THE TASK: Search the material for the string "включение", then return every line where it is found.
--- Start of RECORDS SHOWN ---
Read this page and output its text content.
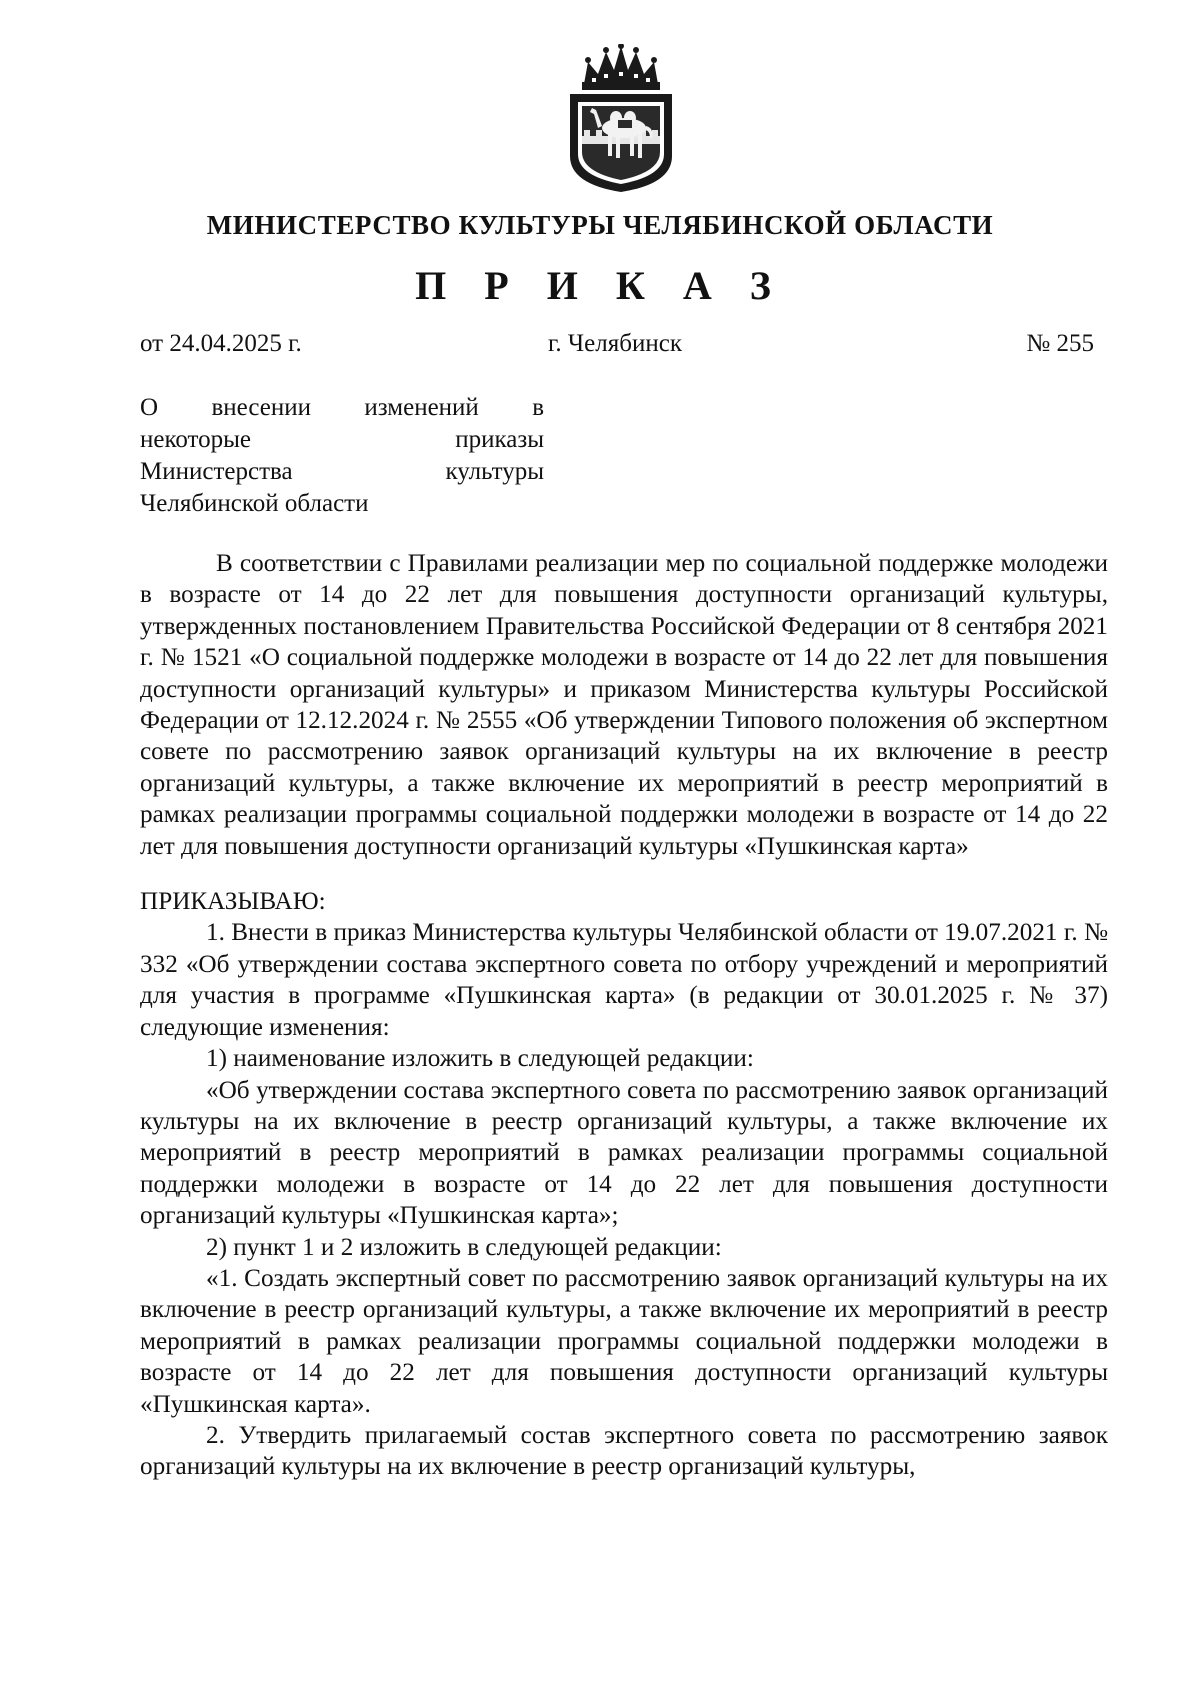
МИНИСТЕРСТВО КУЛЬТУРЫ ЧЕЛЯБИНСКОЙ ОБЛАСТИ
П Р И К А З
от 24.04.2025 г.	г. Челябинск	№ 255
О внесении изменений в
некоторые приказы
Министерства культуры
Челябинской области

В соответствии с Правилами реализации мер по социальной поддержке молодежи в возрасте от 14 до 22 лет для повышения доступности организаций культуры, утвержденных постановлением Правительства Российской Федерации от 8 сентября 2021 г. № 1521 «О социальной поддержке молодежи в возрасте от 14 до 22 лет для повышения доступности организаций культуры» и приказом Министерства культуры Российской Федерации от 12.12.2024 г. № 2555 «Об утверждении Типового положения об экспертном совете по рассмотрению заявок организаций культуры на их включение в реестр организаций культуры, а также включение их мероприятий в реестр мероприятий в рамках реализации программы социальной поддержки молодежи в возрасте от 14 до 22 лет для повышения доступности организаций культуры «Пушкинская карта»

ПРИКАЗЫВАЮ:

1. Внести в приказ Министерства культуры Челябинской области от 19.07.2021 г. № 332 «Об утверждении состава экспертного совета по отбору учреждений и мероприятий для участия в программе «Пушкинская карта» (в редакции от 30.01.2025 г. № 37) следующие изменения:

1) наименование изложить в следующей редакции:

«Об утверждении состава экспертного совета по рассмотрению заявок организаций культуры на их включение в реестр организаций культуры, а также включение их мероприятий в реестр мероприятий в рамках реализации программы социальной поддержки молодежи в возрасте от 14 до 22 лет для повышения доступности организаций культуры «Пушкинская карта»;

2) пункт 1 и 2 изложить в следующей редакции:

«1. Создать экспертный совет по рассмотрению заявок организаций культуры на их включение в реестр организаций культуры, а также включение их мероприятий в реестр мероприятий в рамках реализации программы социальной поддержки молодежи в возрасте от 14 до 22 лет для повышения доступности организаций культуры «Пушкинская карта».

2. Утвердить прилагаемый состав экспертного совета по рассмотрению заявок организаций культуры на их включение в реестр организаций культуры,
--- End of RECORDS SHOWN ---
RESULT FOR THIS EXERCISE:
В соответствии с Правилами реализации мер по социальной поддержке молодежи в возрасте от 14 до 22 лет для повышения доступности организаций культуры, утвержденных постановлением Правительства Российской Федерации от 8 сентября 2021 г. № 1521 «О социальной поддержке молодежи в возрасте от 14 до 22 лет для повышения доступности организаций культуры» и приказом Министерства культуры Российской Федерации от 12.12.2024 г. № 2555 «Об утверждении Типового положения об экспертном совете по рассмотрению заявок организаций культуры на их включение в реестр организаций культуры, а также включение их мероприятий в реестр мероприятий в рамках реализации программы социальной поддержки молодежи в возрасте от 14 до 22 лет для повышения доступности организаций культуры «Пушкинская карта»
«Об утверждении состава экспертного совета по рассмотрению заявок организаций культуры на их включение в реестр организаций культуры, а также включение их мероприятий в реестр мероприятий в рамках реализации программы социальной поддержки молодежи в возрасте от 14 до 22 лет для повышения доступности организаций культуры «Пушкинская карта»;
«1. Создать экспертный совет по рассмотрению заявок организаций культуры на их включение в реестр организаций культуры, а также включение их мероприятий в реестр мероприятий в рамках реализации программы социальной поддержки молодежи в возрасте от 14 до 22 лет для повышения доступности организаций культуры «Пушкинская карта».
2. Утвердить прилагаемый состав экспертного совета по рассмотрению заявок организаций культуры на их включение в реестр организаций культуры,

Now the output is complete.